§ **ЦИТИРУЕМЫЙ ТЕКСТ**:

========================

Несколько слов об авторе. Татьяна Щербина - поэт, прозаик, эссеист, переводчик. Она родилась в Москве, закончила школу с углубленным изучением французского языка в Спасопесковском переулке, там, где находится Храм Спаса на Песках, изображенный на одной из самых известных картин Василия Поленова "Московский дворик". На этой картине перспектива "храмовой", православной Москвы вырастает из совершенно деревенского пейзажа с примитивным "колодезем", с савраской и телегой, орущим дитём, брошенным на лужайке, какими-то сараюшками и проч., а написана-то картина была, между прочим, в 1878 году. Но и в конце XIX века Москва, причем не на окраинах, а в районе Арбата, недалеко от Кремля, была чистой воды деревней. При этом Спасопесковский переулок, если заглянуть в Википедию, просто "нашпигован" разными историческими зданиями, а громких имен, связанных с этим местом, не счесть.

========================

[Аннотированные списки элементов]
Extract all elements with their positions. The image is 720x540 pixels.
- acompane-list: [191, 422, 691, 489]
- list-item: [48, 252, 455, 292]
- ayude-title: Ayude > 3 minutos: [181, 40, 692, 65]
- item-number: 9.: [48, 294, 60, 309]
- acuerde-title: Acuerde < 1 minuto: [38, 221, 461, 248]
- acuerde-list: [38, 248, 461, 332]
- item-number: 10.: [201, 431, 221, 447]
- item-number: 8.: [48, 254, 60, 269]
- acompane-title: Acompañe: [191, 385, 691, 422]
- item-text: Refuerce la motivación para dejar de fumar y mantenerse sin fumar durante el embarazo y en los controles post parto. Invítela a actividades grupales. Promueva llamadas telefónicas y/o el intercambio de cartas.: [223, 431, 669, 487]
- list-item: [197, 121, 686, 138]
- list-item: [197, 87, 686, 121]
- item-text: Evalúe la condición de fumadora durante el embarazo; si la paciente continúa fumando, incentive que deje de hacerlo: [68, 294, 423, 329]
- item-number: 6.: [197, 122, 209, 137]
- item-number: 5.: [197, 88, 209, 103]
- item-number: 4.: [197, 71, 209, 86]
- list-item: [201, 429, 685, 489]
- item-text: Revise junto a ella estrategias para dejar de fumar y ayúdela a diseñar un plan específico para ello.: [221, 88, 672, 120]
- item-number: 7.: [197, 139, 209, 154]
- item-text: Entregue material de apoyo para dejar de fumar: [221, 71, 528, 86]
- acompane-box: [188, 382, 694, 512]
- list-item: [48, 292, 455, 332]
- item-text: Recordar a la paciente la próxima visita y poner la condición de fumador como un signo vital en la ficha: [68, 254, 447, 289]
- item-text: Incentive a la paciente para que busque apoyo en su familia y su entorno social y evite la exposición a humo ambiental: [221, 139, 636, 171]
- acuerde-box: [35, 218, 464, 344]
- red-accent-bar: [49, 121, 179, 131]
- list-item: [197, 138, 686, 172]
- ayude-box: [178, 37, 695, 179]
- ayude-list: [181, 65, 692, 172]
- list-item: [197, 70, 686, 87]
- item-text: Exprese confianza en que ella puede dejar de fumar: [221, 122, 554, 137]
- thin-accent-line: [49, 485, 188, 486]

========================

§ **ЗАДАНИЕ**: Напишите продолжение текста о Татьяне Щербине, начиная сразу после его последнего предложения.

§ **ИТОГОВЫЙ РЕЗУЛЬТАТ**:
И школа N 12, в которой училась Щербина, тоже была непростая. Построенная в 1936 году, она была сначала советской гимназией для девочек, а с 60-х годов - элитной школой. Ее закончили и режиссер Рубен Евгеньевич Симонов, и артист Егор Бероев, и писатель Дмитрий Глуховский, и журналист Сергей Пархоменко, и журналист и член Совета Федерации Алексей Пушков, и другие небезызвестные люди. Это я к тому, что все мы откуда-нибудь да родом. Средняя школа в нашем происхождении порой значит не меньше семьи. Углубленное изучение французского советскими детьми означало не меньше, чем влияние французов-гувернеров на русских писателей, от Пушкина до Толстого.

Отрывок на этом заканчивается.